### Problem details
Reproduce the listing below without any change.

### Extracted data

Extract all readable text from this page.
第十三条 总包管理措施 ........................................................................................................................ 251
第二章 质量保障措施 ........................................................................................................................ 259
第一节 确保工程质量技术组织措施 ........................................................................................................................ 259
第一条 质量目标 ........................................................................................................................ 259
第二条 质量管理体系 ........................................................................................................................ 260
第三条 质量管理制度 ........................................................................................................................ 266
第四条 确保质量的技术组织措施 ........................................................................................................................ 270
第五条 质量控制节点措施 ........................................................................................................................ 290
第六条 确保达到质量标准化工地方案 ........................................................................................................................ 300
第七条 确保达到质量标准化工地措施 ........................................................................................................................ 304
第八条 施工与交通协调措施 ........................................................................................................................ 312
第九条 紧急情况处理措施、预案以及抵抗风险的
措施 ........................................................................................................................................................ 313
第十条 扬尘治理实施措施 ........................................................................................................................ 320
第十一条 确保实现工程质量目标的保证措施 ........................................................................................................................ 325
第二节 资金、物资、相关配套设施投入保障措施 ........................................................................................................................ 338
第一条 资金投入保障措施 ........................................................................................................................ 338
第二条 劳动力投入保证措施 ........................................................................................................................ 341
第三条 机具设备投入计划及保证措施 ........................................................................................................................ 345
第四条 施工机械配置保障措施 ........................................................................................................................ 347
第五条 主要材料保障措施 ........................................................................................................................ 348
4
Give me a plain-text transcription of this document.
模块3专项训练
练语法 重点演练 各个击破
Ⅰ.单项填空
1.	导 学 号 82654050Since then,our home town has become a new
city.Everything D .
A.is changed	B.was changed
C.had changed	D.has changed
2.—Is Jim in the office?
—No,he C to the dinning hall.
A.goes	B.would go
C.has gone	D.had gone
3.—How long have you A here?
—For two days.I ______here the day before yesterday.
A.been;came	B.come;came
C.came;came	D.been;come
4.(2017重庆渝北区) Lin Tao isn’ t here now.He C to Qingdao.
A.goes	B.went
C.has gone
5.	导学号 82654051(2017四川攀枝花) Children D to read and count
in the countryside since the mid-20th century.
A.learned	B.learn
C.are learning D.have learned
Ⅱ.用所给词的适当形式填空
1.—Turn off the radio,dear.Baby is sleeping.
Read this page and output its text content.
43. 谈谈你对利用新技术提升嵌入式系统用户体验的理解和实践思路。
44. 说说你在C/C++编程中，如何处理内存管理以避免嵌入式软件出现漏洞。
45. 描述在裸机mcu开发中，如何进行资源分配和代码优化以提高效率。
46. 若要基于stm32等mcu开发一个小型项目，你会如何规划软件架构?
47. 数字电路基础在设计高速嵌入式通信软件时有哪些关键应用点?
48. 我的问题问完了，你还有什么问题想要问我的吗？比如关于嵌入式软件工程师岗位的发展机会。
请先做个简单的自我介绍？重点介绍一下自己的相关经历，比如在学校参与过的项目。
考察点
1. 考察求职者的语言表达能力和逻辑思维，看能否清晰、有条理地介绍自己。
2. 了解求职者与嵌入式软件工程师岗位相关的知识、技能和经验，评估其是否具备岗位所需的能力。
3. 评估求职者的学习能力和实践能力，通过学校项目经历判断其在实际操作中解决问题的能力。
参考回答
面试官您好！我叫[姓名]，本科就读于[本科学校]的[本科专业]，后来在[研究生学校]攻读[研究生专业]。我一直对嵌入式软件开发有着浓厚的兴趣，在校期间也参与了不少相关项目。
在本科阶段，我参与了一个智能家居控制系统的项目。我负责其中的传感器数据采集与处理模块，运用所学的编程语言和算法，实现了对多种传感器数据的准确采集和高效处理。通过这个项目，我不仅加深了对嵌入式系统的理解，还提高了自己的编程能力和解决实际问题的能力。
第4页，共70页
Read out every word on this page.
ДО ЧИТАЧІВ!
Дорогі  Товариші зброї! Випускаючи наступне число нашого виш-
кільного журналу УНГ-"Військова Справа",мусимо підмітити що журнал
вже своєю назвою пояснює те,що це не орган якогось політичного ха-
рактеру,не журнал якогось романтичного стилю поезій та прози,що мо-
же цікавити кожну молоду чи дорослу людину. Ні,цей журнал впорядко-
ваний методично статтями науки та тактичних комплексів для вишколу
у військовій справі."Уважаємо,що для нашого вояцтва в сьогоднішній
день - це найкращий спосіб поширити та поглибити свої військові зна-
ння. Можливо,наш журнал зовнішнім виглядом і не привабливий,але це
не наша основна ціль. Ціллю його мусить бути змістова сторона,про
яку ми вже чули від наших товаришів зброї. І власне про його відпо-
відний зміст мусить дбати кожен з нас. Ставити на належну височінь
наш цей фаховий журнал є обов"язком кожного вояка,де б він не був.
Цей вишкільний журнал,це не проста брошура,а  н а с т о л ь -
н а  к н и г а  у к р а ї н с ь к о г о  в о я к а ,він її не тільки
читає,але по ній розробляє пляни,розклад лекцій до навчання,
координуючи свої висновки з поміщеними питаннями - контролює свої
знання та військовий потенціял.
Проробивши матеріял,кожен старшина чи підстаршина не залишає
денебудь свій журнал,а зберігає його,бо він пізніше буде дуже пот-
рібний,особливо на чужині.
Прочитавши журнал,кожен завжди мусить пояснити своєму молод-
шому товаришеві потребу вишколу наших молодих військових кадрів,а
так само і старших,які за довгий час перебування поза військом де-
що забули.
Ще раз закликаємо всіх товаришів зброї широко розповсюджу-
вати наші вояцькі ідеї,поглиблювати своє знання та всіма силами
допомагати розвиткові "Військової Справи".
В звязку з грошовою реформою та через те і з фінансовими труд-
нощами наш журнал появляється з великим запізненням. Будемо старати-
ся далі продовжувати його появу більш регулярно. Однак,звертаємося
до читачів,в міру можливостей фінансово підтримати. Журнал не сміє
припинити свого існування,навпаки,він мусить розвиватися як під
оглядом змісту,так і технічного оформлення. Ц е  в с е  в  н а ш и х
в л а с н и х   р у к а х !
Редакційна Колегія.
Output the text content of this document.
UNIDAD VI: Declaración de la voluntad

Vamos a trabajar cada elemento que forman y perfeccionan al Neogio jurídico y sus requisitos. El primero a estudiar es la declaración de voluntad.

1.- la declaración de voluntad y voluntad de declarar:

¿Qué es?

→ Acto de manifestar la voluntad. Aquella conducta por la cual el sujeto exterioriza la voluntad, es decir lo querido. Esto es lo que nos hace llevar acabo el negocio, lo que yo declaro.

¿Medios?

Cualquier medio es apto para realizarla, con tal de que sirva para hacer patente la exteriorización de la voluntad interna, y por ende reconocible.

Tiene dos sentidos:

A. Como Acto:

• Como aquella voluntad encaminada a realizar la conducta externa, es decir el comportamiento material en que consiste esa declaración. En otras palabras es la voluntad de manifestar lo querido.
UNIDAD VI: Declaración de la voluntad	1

### Answer for the task
Extract all readable text from this page.
第十三条 总包管理措施 ........................................................................................................................ 251
第二章 质量保障措施 ........................................................................................................................ 259
第一节 确保工程质量技术组织措施 ........................................................................................................................ 259
第一条 质量目标 ........................................................................................................................ 259
第二条 质量管理体系 ........................................................................................................................ 260
第三条 质量管理制度 ........................................................................................................................ 266
第四条 确保质量的技术组织措施 ........................................................................................................................ 270
第五条 质量控制节点措施 ........................................................................................................................ 290
第六条 确保达到质量标准化工地方案 ........................................................................................................................ 300
第七条 确保达到质量标准化工地措施 ........................................................................................................................ 304
第八条 施工与交通协调措施 ........................................................................................................................ 312
第九条 紧急情况处理措施、预案以及抵抗风险的
措施 ........................................................................................................................................................ 313
第十条 扬尘治理实施措施 ........................................................................................................................ 320
第十一条 确保实现工程质量目标的保证措施 ........................................................................................................................ 325
第二节 资金、物资、相关配套设施投入保障措施 ........................................................................................................................ 338
第一条 资金投入保障措施 ........................................................................................................................ 338
第二条 劳动力投入保证措施 ........................................................................................................................ 341
第三条 机具设备投入计划及保证措施 ........................................................................................................................ 345
第四条 施工机械配置保障措施 ........................................................................................................................ 347
第五条 主要材料保障措施 ........................................................................................................................ 348
4
Give me a plain-text transcription of this document.
模块3专项训练
练语法 重点演练 各个击破
Ⅰ.单项填空
1.	导 学 号 82654050Since then,our home town has become a new
city.Everything D .
A.is changed	B.was changed
C.had changed	D.has changed
2.—Is Jim in the office?
—No,he C to the dinning hall.
A.goes	B.would go
C.has gone	D.had gone
3.—How long have you A here?
—For two days.I ______here the day before yesterday.
A.been;came	B.come;came
C.came;came	D.been;come
4.(2017重庆渝北区) Lin Tao isn’ t here now.He C to Qingdao.
A.goes	B.went
C.has gone
5.	导学号 82654051(2017四川攀枝花) Children D to read and count
in the countryside since the mid-20th century.
A.learned	B.learn
C.are learning D.have learned
Ⅱ.用所给词的适当形式填空
1.—Turn off the radio,dear.Baby is sleeping.
Read this page and output its text content.
43. 谈谈你对利用新技术提升嵌入式系统用户体验的理解和实践思路。
44. 说说你在C/C++编程中，如何处理内存管理以避免嵌入式软件出现漏洞。
45. 描述在裸机mcu开发中，如何进行资源分配和代码优化以提高效率。
46. 若要基于stm32等mcu开发一个小型项目，你会如何规划软件架构?
47. 数字电路基础在设计高速嵌入式通信软件时有哪些关键应用点?
48. 我的问题问完了，你还有什么问题想要问我的吗？比如关于嵌入式软件工程师岗位的发展机会。
请先做个简单的自我介绍？重点介绍一下自己的相关经历，比如在学校参与过的项目。
考察点
1. 考察求职者的语言表达能力和逻辑思维，看能否清晰、有条理地介绍自己。
2. 了解求职者与嵌入式软件工程师岗位相关的知识、技能和经验，评估其是否具备岗位所需的能力。
3. 评估求职者的学习能力和实践能力，通过学校项目经历判断其在实际操作中解决问题的能力。
参考回答
面试官您好！我叫[姓名]，本科就读于[本科学校]的[本科专业]，后来在[研究生学校]攻读[研究生专业]。我一直对嵌入式软件开发有着浓厚的兴趣，在校期间也参与了不少相关项目。
在本科阶段，我参与了一个智能家居控制系统的项目。我负责其中的传感器数据采集与处理模块，运用所学的编程语言和算法，实现了对多种传感器数据的准确采集和高效处理。通过这个项目，我不仅加深了对嵌入式系统的理解，还提高了自己的编程能力和解决实际问题的能力。
第4页，共70页
Read out every word on this page.
ДО ЧИТАЧІВ!
Дорогі  Товариші зброї! Випускаючи наступне число нашого виш-
кільного журналу УНГ-"Військова Справа",мусимо підмітити що журнал
вже своєю назвою пояснює те,що це не орган якогось політичного ха-
рактеру,не журнал якогось романтичного стилю поезій та прози,що мо-
же цікавити кожну молоду чи дорослу людину. Ні,цей журнал впорядко-
ваний методично статтями науки та тактичних комплексів для вишколу
у військовій справі."Уважаємо,що для нашого вояцтва в сьогоднішній
день - це найкращий спосіб поширити та поглибити свої військові зна-
ння. Можливо,наш журнал зовнішнім виглядом і не привабливий,але це
не наша основна ціль. Ціллю його мусить бути змістова сторона,про
яку ми вже чули від наших товаришів зброї. І власне про його відпо-
відний зміст мусить дбати кожен з нас. Ставити на належну височінь
наш цей фаховий журнал є обов"язком кожного вояка,де б він не був.
Цей вишкільний журнал,це не проста брошура,а  н а с т о л ь -
н а  к н и г а  у к р а ї н с ь к о г о  в о я к а ,він її не тільки
читає,але по ній розробляє пляни,розклад лекцій до навчання,
координуючи свої висновки з поміщеними питаннями - контролює свої
знання та військовий потенціял.
Проробивши матеріял,кожен старшина чи підстаршина не залишає
денебудь свій журнал,а зберігає його,бо він пізніше буде дуже пот-
рібний,особливо на чужині.
Прочитавши журнал,кожен завжди мусить пояснити своєму молод-
шому товаришеві потребу вишколу наших молодих військових кадрів,а
так само і старших,які за довгий час перебування поза військом де-
що забули.
Ще раз закликаємо всіх товаришів зброї широко розповсюджу-
вати наші вояцькі ідеї,поглиблювати своє знання та всіма силами
допомагати розвиткові "Військової Справи".
В звязку з грошовою реформою та через те і з фінансовими труд-
нощами наш журнал появляється з великим запізненням. Будемо старати-
ся далі продовжувати його появу більш регулярно. Однак,звертаємося
до читачів,в міру можливостей фінансово підтримати. Журнал не сміє
припинити свого існування,навпаки,він мусить розвиватися як під
оглядом змісту,так і технічного оформлення. Ц е  в с е  в  н а ш и х
в л а с н и х   р у к а х !
Редакційна Колегія.
Output the text content of this document.
UNIDAD VI: Declaración de la voluntad

Vamos a trabajar cada elemento que forman y perfeccionan al Neogio jurídico y sus requisitos. El primero a estudiar es la declaración de voluntad.

1.- la declaración de voluntad y voluntad de declarar:

¿Qué es?

→ Acto de manifestar la voluntad. Aquella conducta por la cual el sujeto exterioriza la voluntad, es decir lo querido. Esto es lo que nos hace llevar acabo el negocio, lo que yo declaro.

¿Medios?

Cualquier medio es apto para realizarla, con tal de que sirva para hacer patente la exteriorización de la voluntad interna, y por ende reconocible.

Tiene dos sentidos:

A. Como Acto:

• Como aquella voluntad encaminada a realizar la conducta externa, es decir el comportamiento material en que consiste esa declaración. En otras palabras es la voluntad de manifestar lo querido.
UNIDAD VI: Declaración de la voluntad	1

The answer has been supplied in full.